── Working data
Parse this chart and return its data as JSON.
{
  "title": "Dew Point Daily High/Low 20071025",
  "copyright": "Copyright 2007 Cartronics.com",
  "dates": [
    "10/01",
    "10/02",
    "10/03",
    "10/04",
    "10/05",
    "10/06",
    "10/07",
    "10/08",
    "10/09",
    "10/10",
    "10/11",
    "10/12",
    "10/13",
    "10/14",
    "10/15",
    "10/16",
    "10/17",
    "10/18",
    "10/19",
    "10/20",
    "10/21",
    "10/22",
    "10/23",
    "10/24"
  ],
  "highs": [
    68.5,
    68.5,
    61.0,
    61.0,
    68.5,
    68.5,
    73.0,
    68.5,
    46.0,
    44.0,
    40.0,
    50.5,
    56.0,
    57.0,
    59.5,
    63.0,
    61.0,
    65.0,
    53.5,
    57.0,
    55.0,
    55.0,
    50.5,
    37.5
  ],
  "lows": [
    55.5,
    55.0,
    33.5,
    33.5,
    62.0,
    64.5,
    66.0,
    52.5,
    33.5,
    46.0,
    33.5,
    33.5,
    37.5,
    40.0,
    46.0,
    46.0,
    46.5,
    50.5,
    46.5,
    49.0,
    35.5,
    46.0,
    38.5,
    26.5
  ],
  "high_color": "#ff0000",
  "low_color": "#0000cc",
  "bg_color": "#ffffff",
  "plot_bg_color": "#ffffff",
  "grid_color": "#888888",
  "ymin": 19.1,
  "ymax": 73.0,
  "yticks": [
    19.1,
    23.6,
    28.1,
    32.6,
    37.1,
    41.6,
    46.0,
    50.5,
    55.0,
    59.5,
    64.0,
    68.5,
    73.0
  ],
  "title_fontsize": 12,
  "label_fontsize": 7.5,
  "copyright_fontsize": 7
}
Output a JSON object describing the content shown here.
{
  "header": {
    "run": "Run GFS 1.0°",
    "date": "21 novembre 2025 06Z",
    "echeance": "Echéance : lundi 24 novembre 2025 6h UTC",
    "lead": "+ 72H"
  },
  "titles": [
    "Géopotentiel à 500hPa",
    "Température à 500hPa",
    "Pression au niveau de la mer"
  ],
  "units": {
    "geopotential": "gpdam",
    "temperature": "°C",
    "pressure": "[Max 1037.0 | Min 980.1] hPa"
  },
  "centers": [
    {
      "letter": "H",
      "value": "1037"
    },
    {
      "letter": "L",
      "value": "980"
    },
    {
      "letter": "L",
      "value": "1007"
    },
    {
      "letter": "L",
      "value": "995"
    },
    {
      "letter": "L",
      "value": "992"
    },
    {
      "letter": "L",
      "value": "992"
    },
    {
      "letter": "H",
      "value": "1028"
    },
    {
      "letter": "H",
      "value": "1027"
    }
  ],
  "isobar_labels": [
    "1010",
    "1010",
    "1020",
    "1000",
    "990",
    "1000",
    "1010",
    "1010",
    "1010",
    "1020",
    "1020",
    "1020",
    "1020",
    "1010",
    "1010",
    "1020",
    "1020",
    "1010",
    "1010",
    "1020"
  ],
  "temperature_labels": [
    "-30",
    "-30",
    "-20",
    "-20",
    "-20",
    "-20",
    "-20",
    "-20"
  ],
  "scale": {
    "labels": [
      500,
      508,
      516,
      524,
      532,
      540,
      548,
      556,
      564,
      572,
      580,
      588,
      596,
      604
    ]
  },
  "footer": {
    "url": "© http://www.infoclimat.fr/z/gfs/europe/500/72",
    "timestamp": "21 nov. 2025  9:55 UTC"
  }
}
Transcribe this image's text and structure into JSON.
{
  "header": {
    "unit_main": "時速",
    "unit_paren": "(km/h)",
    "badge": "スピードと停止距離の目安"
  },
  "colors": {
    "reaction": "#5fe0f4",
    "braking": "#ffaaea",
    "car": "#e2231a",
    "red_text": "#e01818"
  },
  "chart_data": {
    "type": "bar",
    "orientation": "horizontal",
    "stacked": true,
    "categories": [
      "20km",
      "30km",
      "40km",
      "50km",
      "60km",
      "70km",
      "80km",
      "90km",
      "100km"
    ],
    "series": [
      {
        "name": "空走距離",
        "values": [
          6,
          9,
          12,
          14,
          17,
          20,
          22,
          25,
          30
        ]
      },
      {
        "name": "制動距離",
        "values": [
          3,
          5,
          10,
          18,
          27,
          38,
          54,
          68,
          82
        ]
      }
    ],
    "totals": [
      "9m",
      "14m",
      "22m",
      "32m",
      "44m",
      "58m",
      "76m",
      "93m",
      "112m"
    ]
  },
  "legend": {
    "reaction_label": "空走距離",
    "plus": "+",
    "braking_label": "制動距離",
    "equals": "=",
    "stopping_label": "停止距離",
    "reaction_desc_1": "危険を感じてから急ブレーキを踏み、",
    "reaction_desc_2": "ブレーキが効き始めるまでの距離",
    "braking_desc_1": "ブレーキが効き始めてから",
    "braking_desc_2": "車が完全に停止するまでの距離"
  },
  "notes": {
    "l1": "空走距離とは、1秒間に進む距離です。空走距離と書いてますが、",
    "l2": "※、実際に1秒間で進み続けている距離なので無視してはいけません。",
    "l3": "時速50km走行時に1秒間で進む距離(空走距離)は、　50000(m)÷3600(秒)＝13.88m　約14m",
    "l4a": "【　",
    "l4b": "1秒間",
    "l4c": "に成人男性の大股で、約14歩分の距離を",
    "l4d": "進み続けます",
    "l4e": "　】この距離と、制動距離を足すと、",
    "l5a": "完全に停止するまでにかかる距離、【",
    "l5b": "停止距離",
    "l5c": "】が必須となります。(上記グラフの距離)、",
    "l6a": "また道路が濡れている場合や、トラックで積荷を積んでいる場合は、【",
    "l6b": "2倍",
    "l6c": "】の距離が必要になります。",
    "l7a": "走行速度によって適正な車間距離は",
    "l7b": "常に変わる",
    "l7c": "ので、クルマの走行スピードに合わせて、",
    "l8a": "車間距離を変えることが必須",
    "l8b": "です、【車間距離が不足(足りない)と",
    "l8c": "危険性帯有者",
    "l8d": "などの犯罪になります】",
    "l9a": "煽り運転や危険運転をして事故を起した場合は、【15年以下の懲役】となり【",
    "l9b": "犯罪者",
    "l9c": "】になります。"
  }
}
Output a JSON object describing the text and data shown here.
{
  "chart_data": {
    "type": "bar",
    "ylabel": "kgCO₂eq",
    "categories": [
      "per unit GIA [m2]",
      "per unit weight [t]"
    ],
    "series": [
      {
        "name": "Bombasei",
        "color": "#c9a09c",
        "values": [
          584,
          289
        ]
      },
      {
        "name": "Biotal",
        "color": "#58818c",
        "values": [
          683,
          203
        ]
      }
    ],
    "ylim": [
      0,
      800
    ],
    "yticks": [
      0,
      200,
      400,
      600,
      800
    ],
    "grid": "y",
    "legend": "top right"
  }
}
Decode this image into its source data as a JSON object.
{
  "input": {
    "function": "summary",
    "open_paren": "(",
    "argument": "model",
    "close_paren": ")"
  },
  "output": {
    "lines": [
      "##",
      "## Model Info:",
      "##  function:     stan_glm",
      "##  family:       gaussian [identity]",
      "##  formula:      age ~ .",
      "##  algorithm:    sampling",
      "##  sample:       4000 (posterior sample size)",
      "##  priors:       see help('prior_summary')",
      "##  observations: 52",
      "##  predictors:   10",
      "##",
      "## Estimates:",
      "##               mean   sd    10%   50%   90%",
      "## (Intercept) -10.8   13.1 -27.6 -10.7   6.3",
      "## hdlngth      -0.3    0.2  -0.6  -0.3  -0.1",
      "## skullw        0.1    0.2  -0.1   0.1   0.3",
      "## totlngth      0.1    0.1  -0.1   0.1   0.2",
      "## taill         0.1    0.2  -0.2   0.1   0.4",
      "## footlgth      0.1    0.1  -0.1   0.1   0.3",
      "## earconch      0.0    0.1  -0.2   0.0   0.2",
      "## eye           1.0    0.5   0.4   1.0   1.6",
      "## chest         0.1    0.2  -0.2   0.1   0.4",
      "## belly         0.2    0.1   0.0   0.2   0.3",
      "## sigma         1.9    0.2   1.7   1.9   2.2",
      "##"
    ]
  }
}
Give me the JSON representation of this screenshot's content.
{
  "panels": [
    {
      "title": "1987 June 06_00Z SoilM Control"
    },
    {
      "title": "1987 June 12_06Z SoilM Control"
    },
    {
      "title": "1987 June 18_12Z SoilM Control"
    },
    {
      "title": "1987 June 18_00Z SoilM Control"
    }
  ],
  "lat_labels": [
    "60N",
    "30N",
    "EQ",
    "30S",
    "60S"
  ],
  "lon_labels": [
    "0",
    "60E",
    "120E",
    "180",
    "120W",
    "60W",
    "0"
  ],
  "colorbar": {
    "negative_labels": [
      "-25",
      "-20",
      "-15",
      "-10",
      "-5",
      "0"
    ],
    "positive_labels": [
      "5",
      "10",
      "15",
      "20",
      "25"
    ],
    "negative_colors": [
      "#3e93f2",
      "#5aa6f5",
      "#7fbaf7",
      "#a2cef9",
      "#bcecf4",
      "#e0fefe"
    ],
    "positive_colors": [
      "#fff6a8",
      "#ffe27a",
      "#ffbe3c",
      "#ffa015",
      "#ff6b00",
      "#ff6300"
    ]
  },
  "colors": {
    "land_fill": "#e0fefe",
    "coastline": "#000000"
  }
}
────
| Given problem |
Look through the entries and return every line where "SoilM" appears.

| Correct result |
      "title": "1987 June 06_00Z SoilM Control"
      "title": "1987 June 12_06Z SoilM Control"
      "title": "1987 June 18_12Z SoilM Control"
      "title": "1987 June 18_00Z SoilM Control"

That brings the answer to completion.